● **Exercise details**
Every line of the material is to be repeated exactly as it stands.

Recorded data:
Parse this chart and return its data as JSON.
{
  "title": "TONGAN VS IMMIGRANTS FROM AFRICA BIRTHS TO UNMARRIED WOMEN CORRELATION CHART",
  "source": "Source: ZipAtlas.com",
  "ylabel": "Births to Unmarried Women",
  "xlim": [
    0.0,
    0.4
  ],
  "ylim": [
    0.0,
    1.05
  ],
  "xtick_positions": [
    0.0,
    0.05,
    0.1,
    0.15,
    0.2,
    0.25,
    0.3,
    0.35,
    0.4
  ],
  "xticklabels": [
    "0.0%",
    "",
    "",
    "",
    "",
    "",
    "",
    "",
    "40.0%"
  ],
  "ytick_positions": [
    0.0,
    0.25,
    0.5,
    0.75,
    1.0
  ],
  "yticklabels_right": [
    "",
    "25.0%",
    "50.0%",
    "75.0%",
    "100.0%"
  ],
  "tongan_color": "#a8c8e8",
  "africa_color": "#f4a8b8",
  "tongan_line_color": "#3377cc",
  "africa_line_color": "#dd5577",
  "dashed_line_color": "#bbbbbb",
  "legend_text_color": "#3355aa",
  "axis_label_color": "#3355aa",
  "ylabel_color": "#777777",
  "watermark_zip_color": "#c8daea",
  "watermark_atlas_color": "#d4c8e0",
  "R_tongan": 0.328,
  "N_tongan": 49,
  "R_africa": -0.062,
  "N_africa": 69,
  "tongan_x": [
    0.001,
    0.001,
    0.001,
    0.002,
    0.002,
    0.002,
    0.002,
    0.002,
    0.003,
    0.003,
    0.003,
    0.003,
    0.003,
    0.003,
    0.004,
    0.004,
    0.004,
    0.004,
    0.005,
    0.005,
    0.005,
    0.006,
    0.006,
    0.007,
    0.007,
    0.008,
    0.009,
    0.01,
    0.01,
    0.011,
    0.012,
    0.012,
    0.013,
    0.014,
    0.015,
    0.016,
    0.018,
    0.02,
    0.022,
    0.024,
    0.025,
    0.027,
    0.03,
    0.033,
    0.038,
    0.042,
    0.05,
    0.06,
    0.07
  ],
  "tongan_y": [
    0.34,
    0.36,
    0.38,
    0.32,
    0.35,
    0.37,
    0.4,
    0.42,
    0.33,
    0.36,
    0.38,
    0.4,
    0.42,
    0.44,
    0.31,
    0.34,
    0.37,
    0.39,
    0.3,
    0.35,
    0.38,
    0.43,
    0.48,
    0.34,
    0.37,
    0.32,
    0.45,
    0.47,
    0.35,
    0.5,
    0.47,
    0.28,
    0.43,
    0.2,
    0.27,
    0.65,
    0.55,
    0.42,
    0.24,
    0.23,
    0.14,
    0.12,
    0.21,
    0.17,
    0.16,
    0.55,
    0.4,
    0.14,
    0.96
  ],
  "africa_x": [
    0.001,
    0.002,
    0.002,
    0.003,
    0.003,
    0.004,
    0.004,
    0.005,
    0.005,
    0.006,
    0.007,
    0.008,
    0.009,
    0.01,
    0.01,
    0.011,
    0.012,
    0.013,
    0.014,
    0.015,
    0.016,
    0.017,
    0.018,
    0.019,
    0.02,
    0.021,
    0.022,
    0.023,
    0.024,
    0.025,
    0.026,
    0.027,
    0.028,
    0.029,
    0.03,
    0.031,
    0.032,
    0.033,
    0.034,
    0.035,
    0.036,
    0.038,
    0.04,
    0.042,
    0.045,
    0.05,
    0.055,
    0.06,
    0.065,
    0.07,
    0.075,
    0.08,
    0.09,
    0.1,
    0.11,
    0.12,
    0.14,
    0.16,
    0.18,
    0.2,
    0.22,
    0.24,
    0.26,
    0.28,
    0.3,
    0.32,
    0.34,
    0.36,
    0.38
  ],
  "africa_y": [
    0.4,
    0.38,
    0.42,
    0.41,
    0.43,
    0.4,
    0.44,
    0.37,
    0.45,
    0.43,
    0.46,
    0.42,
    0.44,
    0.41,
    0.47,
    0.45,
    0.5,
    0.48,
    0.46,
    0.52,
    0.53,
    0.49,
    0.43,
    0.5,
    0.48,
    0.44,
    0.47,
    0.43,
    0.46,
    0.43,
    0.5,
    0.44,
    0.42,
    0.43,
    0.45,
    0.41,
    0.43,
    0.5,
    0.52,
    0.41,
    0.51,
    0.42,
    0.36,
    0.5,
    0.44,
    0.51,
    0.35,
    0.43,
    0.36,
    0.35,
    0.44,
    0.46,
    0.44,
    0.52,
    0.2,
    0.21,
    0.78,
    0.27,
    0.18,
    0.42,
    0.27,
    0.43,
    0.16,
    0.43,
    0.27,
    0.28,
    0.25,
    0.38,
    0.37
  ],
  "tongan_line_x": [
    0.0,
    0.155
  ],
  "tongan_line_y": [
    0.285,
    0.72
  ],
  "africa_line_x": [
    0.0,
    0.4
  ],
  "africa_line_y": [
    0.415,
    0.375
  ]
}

● **Answer**
Parse this chart and return its data as JSON.
{
  "title": "TONGAN VS IMMIGRANTS FROM AFRICA BIRTHS TO UNMARRIED WOMEN CORRELATION CHART",
  "source": "Source: ZipAtlas.com",
  "ylabel": "Births to Unmarried Women",
  "xlim": [
    0.0,
    0.4
  ],
  "ylim": [
    0.0,
    1.05
  ],
  "xtick_positions": [
    0.0,
    0.05,
    0.1,
    0.15,
    0.2,
    0.25,
    0.3,
    0.35,
    0.4
  ],
  "xticklabels": [
    "0.0%",
    "",
    "",
    "",
    "",
    "",
    "",
    "",
    "40.0%"
  ],
  "ytick_positions": [
    0.0,
    0.25,
    0.5,
    0.75,
    1.0
  ],
  "yticklabels_right": [
    "",
    "25.0%",
    "50.0%",
    "75.0%",
    "100.0%"
  ],
  "tongan_color": "#a8c8e8",
  "africa_color": "#f4a8b8",
  "tongan_line_color": "#3377cc",
  "africa_line_color": "#dd5577",
  "dashed_line_color": "#bbbbbb",
  "legend_text_color": "#3355aa",
  "axis_label_color": "#3355aa",
  "ylabel_color": "#777777",
  "watermark_zip_color": "#c8daea",
  "watermark_atlas_color": "#d4c8e0",
  "R_tongan": 0.328,
  "N_tongan": 49,
  "R_africa": -0.062,
  "N_africa": 69,
  "tongan_x": [
    0.001,
    0.001,
    0.001,
    0.002,
    0.002,
    0.002,
    0.002,
    0.002,
    0.003,
    0.003,
    0.003,
    0.003,
    0.003,
    0.003,
    0.004,
    0.004,
    0.004,
    0.004,
    0.005,
    0.005,
    0.005,
    0.006,
    0.006,
    0.007,
    0.007,
    0.008,
    0.009,
    0.01,
    0.01,
    0.011,
    0.012,
    0.012,
    0.013,
    0.014,
    0.015,
    0.016,
    0.018,
    0.02,
    0.022,
    0.024,
    0.025,
    0.027,
    0.03,
    0.033,
    0.038,
    0.042,
    0.05,
    0.06,
    0.07
  ],
  "tongan_y": [
    0.34,
    0.36,
    0.38,
    0.32,
    0.35,
    0.37,
    0.4,
    0.42,
    0.33,
    0.36,
    0.38,
    0.4,
    0.42,
    0.44,
    0.31,
    0.34,
    0.37,
    0.39,
    0.3,
    0.35,
    0.38,
    0.43,
    0.48,
    0.34,
    0.37,
    0.32,
    0.45,
    0.47,
    0.35,
    0.5,
    0.47,
    0.28,
    0.43,
    0.2,
    0.27,
    0.65,
    0.55,
    0.42,
    0.24,
    0.23,
    0.14,
    0.12,
    0.21,
    0.17,
    0.16,
    0.55,
    0.4,
    0.14,
    0.96
  ],
  "africa_x": [
    0.001,
    0.002,
    0.002,
    0.003,
    0.003,
    0.004,
    0.004,
    0.005,
    0.005,
    0.006,
    0.007,
    0.008,
    0.009,
    0.01,
    0.01,
    0.011,
    0.012,
    0.013,
    0.014,
    0.015,
    0.016,
    0.017,
    0.018,
    0.019,
    0.02,
    0.021,
    0.022,
    0.023,
    0.024,
    0.025,
    0.026,
    0.027,
    0.028,
    0.029,
    0.03,
    0.031,
    0.032,
    0.033,
    0.034,
    0.035,
    0.036,
    0.038,
    0.04,
    0.042,
    0.045,
    0.05,
    0.055,
    0.06,
    0.065,
    0.07,
    0.075,
    0.08,
    0.09,
    0.1,
    0.11,
    0.12,
    0.14,
    0.16,
    0.18,
    0.2,
    0.22,
    0.24,
    0.26,
    0.28,
    0.3,
    0.32,
    0.34,
    0.36,
    0.38
  ],
  "africa_y": [
    0.4,
    0.38,
    0.42,
    0.41,
    0.43,
    0.4,
    0.44,
    0.37,
    0.45,
    0.43,
    0.46,
    0.42,
    0.44,
    0.41,
    0.47,
    0.45,
    0.5,
    0.48,
    0.46,
    0.52,
    0.53,
    0.49,
    0.43,
    0.5,
    0.48,
    0.44,
    0.47,
    0.43,
    0.46,
    0.43,
    0.5,
    0.44,
    0.42,
    0.43,
    0.45,
    0.41,
    0.43,
    0.5,
    0.52,
    0.41,
    0.51,
    0.42,
    0.36,
    0.5,
    0.44,
    0.51,
    0.35,
    0.43,
    0.36,
    0.35,
    0.44,
    0.46,
    0.44,
    0.52,
    0.2,
    0.21,
    0.78,
    0.27,
    0.18,
    0.42,
    0.27,
    0.43,
    0.16,
    0.43,
    0.27,
    0.28,
    0.25,
    0.38,
    0.37
  ],
  "tongan_line_x": [
    0.0,
    0.155
  ],
  "tongan_line_y": [
    0.285,
    0.72
  ],
  "africa_line_x": [
    0.0,
    0.4
  ],
  "africa_line_y": [
    0.415,
    0.375
  ]
}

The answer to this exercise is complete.